Delicate02/flan-t5-base-ascend
模型介绍文件和版本Pull Requests讨论分析
下载使用量0

Model Card for FLAN-T5 base

drawing

Table of Contents

  1. TL;DR
  2. Model Details
  3. Usage
  4. Uses
  5. Bias, Risks, and Limitations
  6. Training Details
  7. Evaluation
  8. Environmental Impact
  9. Citation
  10. Model Card Authors

TL;DR

If you already know T5, FLAN-T5 is just better at everything. For the same number of parameters, these models have been fine-tuned on more than 1000 additional tasks covering also more languages. As mentioned in the first few lines of the abstract :

Flan-PaLM 540B achieves state-of-the-art performance on several benchmarks, such as 75.2% on five-shot MMLU. We also publicly release Flan-T5 checkpoints,1 which achieve strong few-shot performance even compared to much larger models, such as PaLM 62B. Overall, instruction finetuning is a general method for improving the performance and usability of pretrained language models.

Disclaimer: Content from this model card has been written by the Hugging Face team, and parts of it were copy pasted from the T5 model card.

Model Details

Model Description

  • Model type: Language model
  • Language(s) (NLP): English, Spanish, Japanese, Persian, Hindi, French, Chinese, Bengali, Gujarati, German, Telugu, Italian, Arabic, Polish, Tamil, Marathi, Malayalam, Oriya, Panjabi, Portuguese, Urdu, Galician, Hebrew, Korean, Catalan, Thai, Dutch, Indonesian, Vietnamese, Bulgarian, Filipino, Central Khmer, Lao, Turkish, Russian, Croatian, Swedish, Yoruba, Kurdish, Burmese, Malay, Czech, Finnish, Somali, Tagalog, Swahili, Sinhala, Kannada, Zhuang, Igbo, Xhosa, Romanian, Haitian, Estonian, Slovak, Lithuanian, Greek, Nepali, Assamese, Norwegian
  • License: Apache 2.0
  • Related Models: All FLAN-T5 Checkpoints
  • Original Checkpoints: All Original FLAN-T5 Checkpoints
  • Resources for more information:
    • Research paper
    • GitHub Repo
    • Hugging Face FLAN-T5 Docs (Similar to T5)

Usage

Find below some example scripts on how to use the model in transformers:

Using the Pytorch model

Running the model on a CPU

Click to expand

from transformers import T5Tokenizer, T5ForConditionalGeneration

tokenizer = T5Tokenizer.from_pretrained("google/flan-t5-base")
model = T5ForConditionalGeneration.from_pretrained("google/flan-t5-base")

input_text = "translate English to German: How old are you?"
input_ids = tokenizer(input_text, return_tensors="pt").input_ids

outputs = model.generate(input_ids)
print(tokenizer.decode(outputs[0]))

> [WHAT THIS TASK INVOLVES]: Write what comes next in the FLAN-T5 base model card above, picking up right after its last line.

(Stored items)
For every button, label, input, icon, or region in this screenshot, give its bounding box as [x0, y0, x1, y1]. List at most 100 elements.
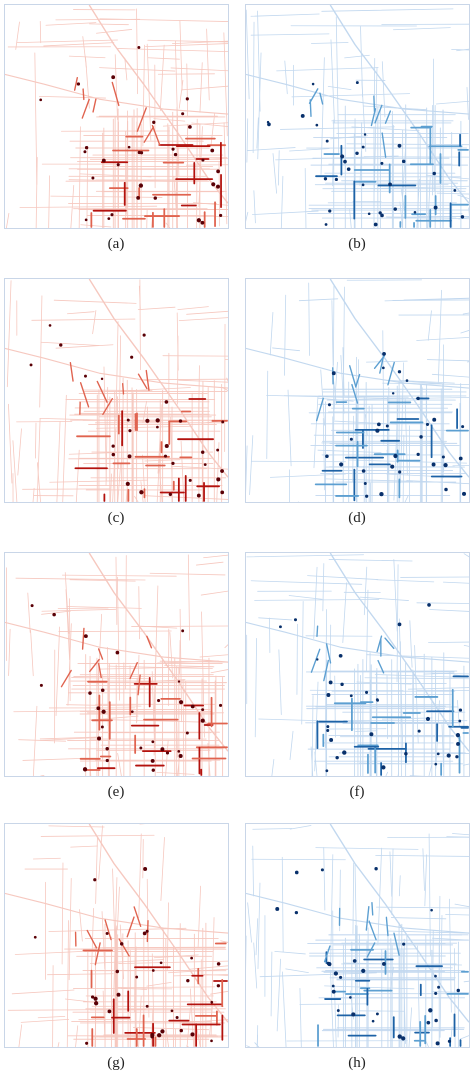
minor-road — [246, 1045, 251, 1047]
hotspot-marker — [130, 710, 134, 714]
hotspot-marker — [431, 462, 436, 467]
hotspot-marker — [458, 719, 462, 723]
minor-road — [40, 341, 100, 346]
arterial-road — [246, 347, 469, 389]
hotspot-marker — [331, 371, 336, 376]
minor-road — [246, 9, 250, 100]
hotspot-marker — [369, 732, 374, 737]
minor-road — [304, 167, 307, 228]
minor-road — [299, 987, 302, 1047]
hotspot-marker — [165, 751, 170, 755]
hotspot-marker — [293, 618, 297, 622]
minor-road — [136, 654, 140, 723]
hotspot-marker — [151, 768, 155, 772]
congested-segment — [145, 369, 150, 391]
arterial-road — [5, 892, 228, 934]
hotspot-marker — [211, 182, 216, 187]
minor-road — [385, 771, 389, 776]
minor-road — [35, 422, 37, 459]
congested-segment — [94, 942, 101, 966]
minor-road — [116, 48, 228, 53]
minor-road — [115, 321, 119, 422]
minor-road — [439, 914, 443, 1038]
minor-road — [436, 192, 469, 195]
minor-road — [27, 592, 31, 633]
hotspot-marker — [342, 750, 347, 755]
hotspot-marker — [88, 691, 92, 695]
hotspot-marker — [111, 444, 115, 448]
minor-road — [314, 681, 319, 772]
minor-road — [6, 212, 10, 228]
minor-road — [330, 854, 334, 968]
minor-road — [55, 626, 61, 717]
minor-road — [281, 856, 284, 953]
hotspot-marker — [363, 482, 367, 486]
minor-road — [92, 310, 97, 335]
hotspot-marker — [430, 908, 433, 912]
hotspot-marker — [200, 220, 205, 225]
road-network-map — [246, 5, 469, 228]
minor-road — [247, 902, 252, 943]
minor-road — [50, 195, 163, 198]
minor-road — [37, 1015, 66, 1019]
congested-segment — [379, 355, 385, 374]
hotspot-marker — [346, 167, 351, 171]
arterial-road — [329, 279, 469, 478]
hotspot-marker — [434, 974, 437, 978]
minor-road — [186, 63, 189, 118]
congested-segment — [376, 635, 383, 653]
hotspot-marker — [377, 422, 381, 427]
minor-road — [178, 379, 228, 383]
hotspot-marker — [456, 988, 460, 993]
minor-road — [55, 344, 114, 349]
hotspot-marker — [294, 870, 299, 875]
minor-road — [463, 980, 469, 983]
minor-road — [110, 473, 112, 502]
hotspot-marker — [201, 450, 205, 454]
hotspot-marker — [97, 736, 102, 741]
minor-road — [41, 610, 71, 615]
minor-road — [142, 400, 147, 423]
minor-road — [452, 833, 469, 836]
road-network-map — [246, 553, 469, 776]
hotspot-marker — [145, 418, 150, 423]
minor-road — [390, 917, 447, 920]
congested-segment — [86, 929, 98, 949]
minor-road — [296, 623, 298, 695]
minor-road — [416, 337, 469, 341]
minor-road — [138, 586, 140, 640]
minor-road — [66, 606, 142, 609]
minor-road — [75, 449, 80, 502]
hotspot-marker — [435, 1041, 440, 1046]
minor-road — [311, 695, 314, 776]
minor-road — [399, 201, 404, 228]
hotspot-marker — [29, 363, 33, 367]
hotspot-marker — [175, 1015, 179, 1019]
congested-segment — [309, 99, 312, 118]
minor-road — [431, 373, 469, 378]
congested-segment — [349, 365, 357, 388]
minor-road — [257, 52, 262, 160]
caption-c: (c) — [107, 510, 125, 526]
congested-segment — [316, 625, 319, 638]
hotspot-marker — [361, 968, 366, 973]
minor-road — [276, 67, 379, 72]
hotspot-marker — [93, 1001, 99, 1006]
hotspot-marker — [190, 704, 195, 709]
hotspot-marker — [30, 604, 34, 608]
hotspot-marker — [84, 218, 88, 222]
hotspot-marker — [427, 603, 431, 607]
minor-road — [58, 630, 172, 632]
minor-road — [86, 145, 89, 228]
hotspot-marker — [220, 490, 225, 495]
minor-road — [115, 556, 118, 625]
minor-road — [79, 909, 83, 942]
minor-road — [68, 878, 72, 981]
minor-road — [272, 347, 300, 352]
minor-road — [369, 185, 469, 190]
minor-road — [289, 825, 312, 830]
minor-road — [301, 601, 304, 725]
congested-segment — [60, 669, 72, 688]
congested-segment — [319, 92, 324, 105]
hotspot-marker — [349, 694, 353, 698]
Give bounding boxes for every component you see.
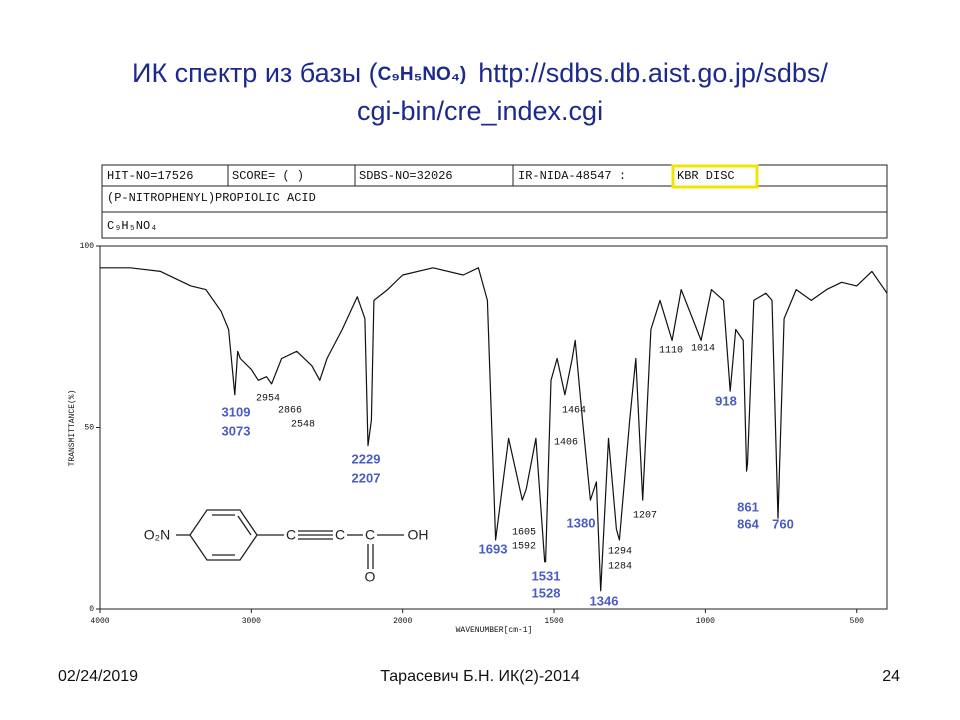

> [THE OUTPUT]:
Running the model on a GPU

Click to expand
# pip install accelerate
from transformers import T5Tokenizer, T5ForConditionalGeneration

tokenizer = T5Tokenizer.from_pretrained("google/flan-t5-base")
model = T5ForConditionalGeneration.from_pretrained("google/flan-t5-base", device_map="auto")

input_text = "translate English to German: How old are you?"
input_ids = tokenizer(input_text, return_tensors="pt").input_ids.to("cuda")

outputs = model.generate(input_ids)
print(tokenizer.decode(outputs[0]))

Running the model on a GPU using different precisions

FP16

Click to expand
# pip install accelerate
import torch
from transformers import T5Tokenizer, T5ForConditionalGeneration

tokenizer = T5Tokenizer.from_pretrained("google/flan-t5-base")
model = T5ForConditionalGeneration.from_pretrained("google/flan-t5-base", device_map="auto", torch_dtype=torch.float16)

input_text = "translate English to German: How old are you?"
input_ids = tokenizer(input_text, return_tensors="pt").input_ids.to("cuda")

outputs = model.generate(input_ids)
print(tokenizer.decode(outputs[0]))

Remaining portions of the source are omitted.